__PROBLEM TO SOLVE__: Track down the lines that contain "text" and copy them.

__DATASET ENTRIES__:
....

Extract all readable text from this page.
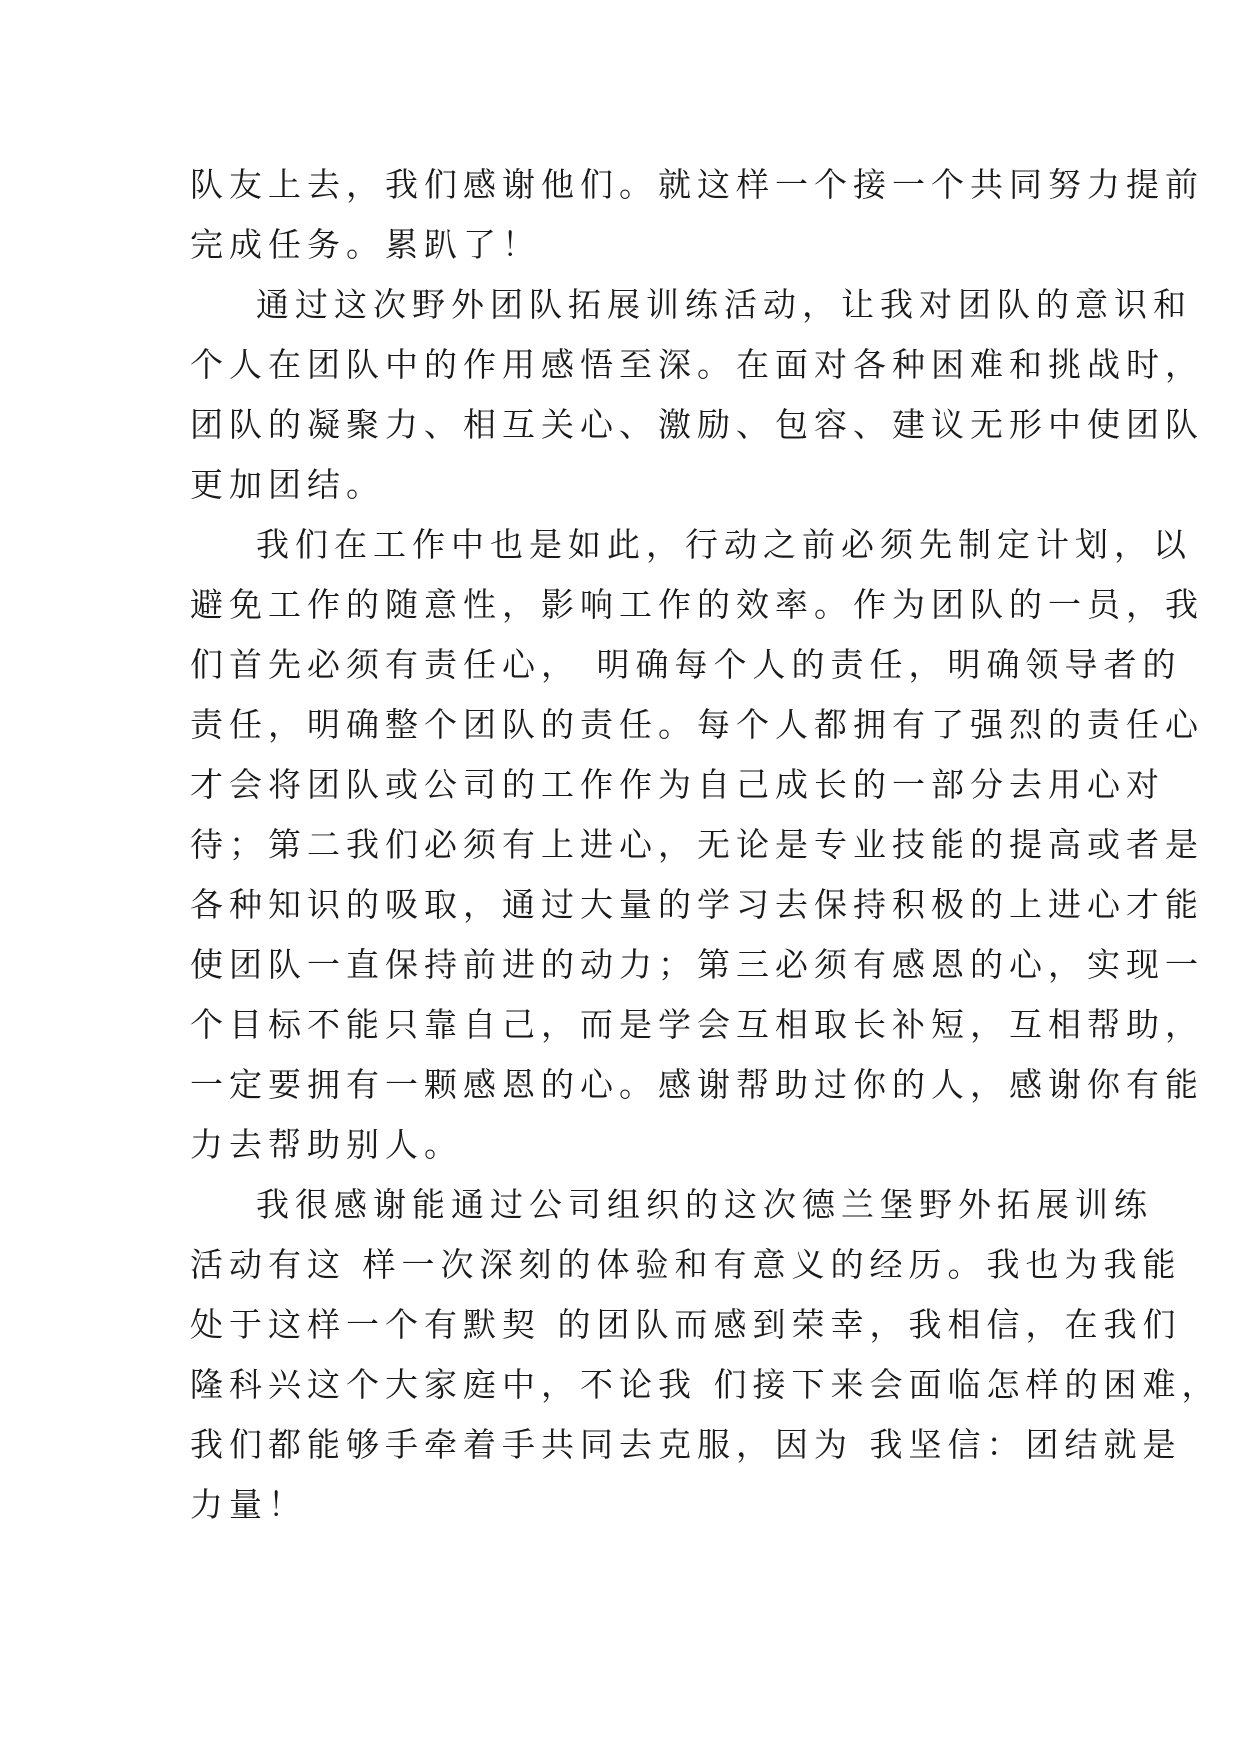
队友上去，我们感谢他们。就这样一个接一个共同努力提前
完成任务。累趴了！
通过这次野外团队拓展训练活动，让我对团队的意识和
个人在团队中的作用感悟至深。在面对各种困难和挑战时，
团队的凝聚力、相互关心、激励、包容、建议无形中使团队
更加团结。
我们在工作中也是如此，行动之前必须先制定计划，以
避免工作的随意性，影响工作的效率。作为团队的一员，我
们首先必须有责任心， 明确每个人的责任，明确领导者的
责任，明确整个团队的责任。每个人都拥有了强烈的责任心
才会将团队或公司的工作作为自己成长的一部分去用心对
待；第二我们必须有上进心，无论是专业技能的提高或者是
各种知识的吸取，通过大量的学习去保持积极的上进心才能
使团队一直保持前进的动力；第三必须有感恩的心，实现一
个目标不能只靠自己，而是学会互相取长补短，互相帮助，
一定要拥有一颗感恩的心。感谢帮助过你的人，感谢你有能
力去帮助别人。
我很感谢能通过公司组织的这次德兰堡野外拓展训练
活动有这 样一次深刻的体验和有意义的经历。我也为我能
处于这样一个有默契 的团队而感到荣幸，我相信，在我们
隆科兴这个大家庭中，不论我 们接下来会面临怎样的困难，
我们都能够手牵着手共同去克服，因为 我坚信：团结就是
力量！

....

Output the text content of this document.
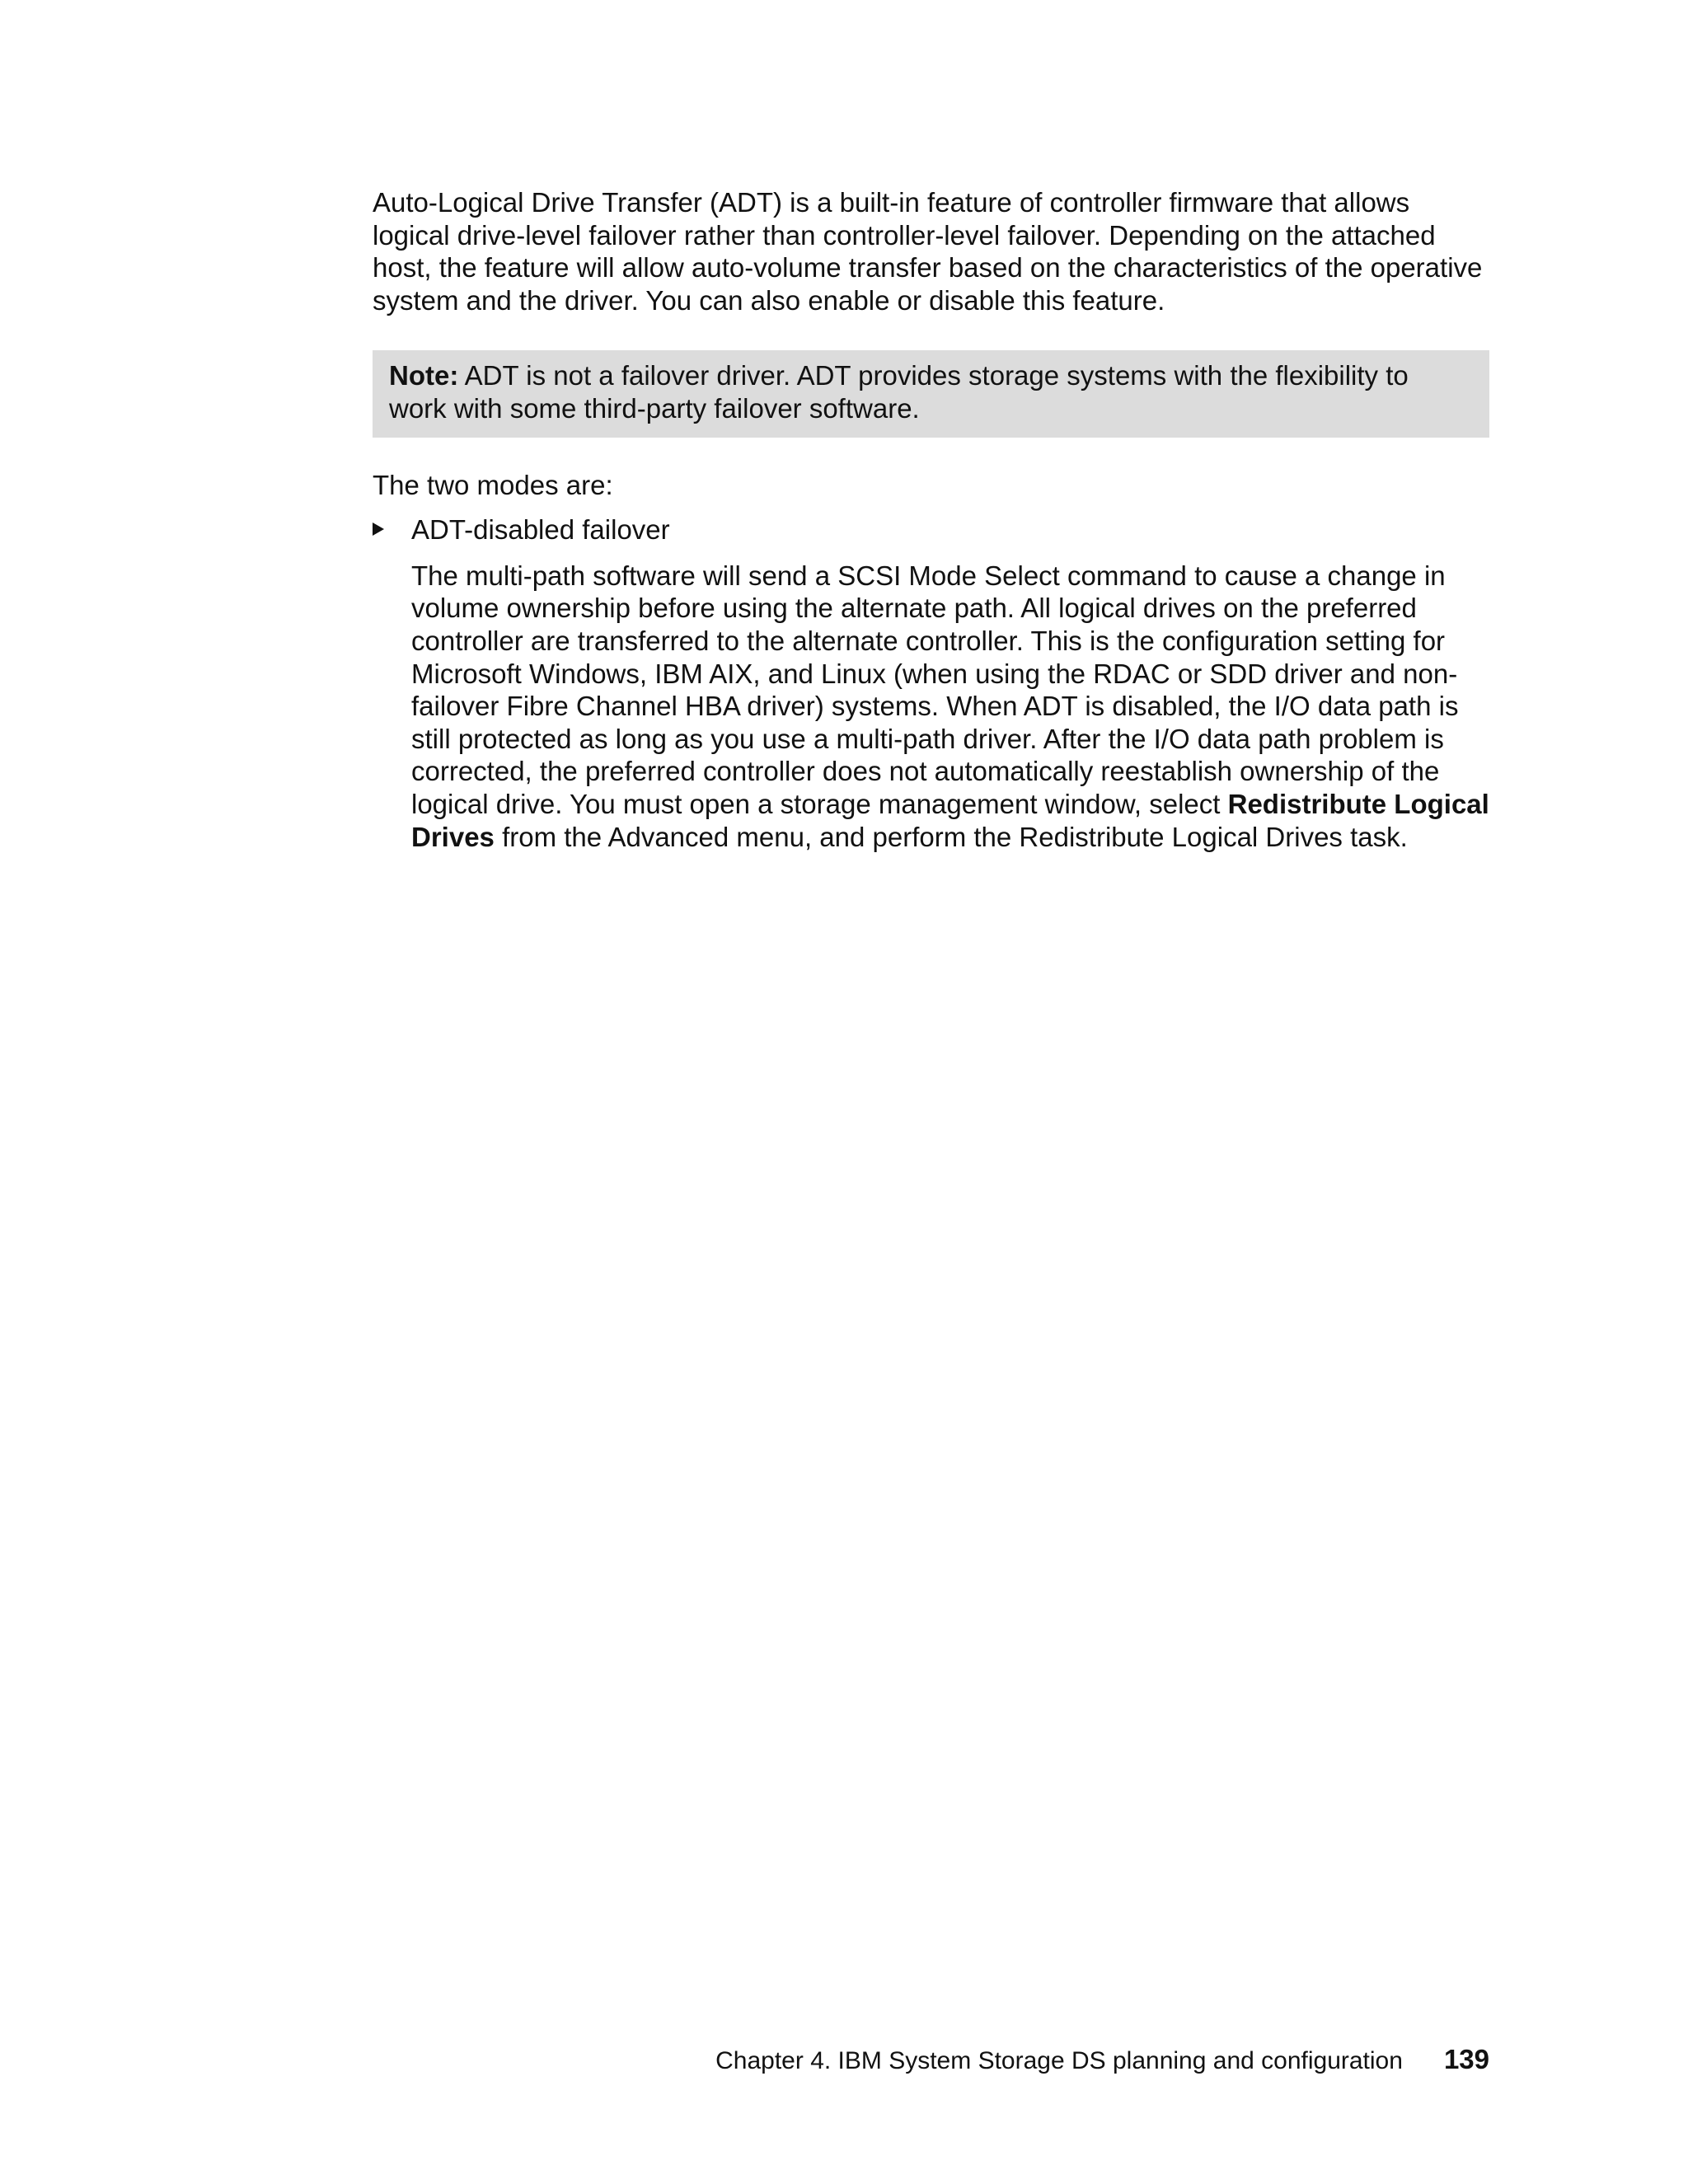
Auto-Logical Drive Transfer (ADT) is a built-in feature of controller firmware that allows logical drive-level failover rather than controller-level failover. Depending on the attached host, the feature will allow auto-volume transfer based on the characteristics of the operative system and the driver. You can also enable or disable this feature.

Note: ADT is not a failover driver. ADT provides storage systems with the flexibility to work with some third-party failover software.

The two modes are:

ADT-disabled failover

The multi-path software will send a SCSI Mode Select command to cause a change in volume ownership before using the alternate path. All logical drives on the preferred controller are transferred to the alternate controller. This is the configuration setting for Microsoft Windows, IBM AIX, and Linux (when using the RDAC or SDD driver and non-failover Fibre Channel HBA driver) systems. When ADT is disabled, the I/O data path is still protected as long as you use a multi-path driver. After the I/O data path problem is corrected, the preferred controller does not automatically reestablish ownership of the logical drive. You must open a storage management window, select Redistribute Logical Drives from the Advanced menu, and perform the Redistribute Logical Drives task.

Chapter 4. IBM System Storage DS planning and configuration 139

....

__RESPONSE TO THE EXERCISE__:
Extract all readable text from this page.
Output the text content of this document.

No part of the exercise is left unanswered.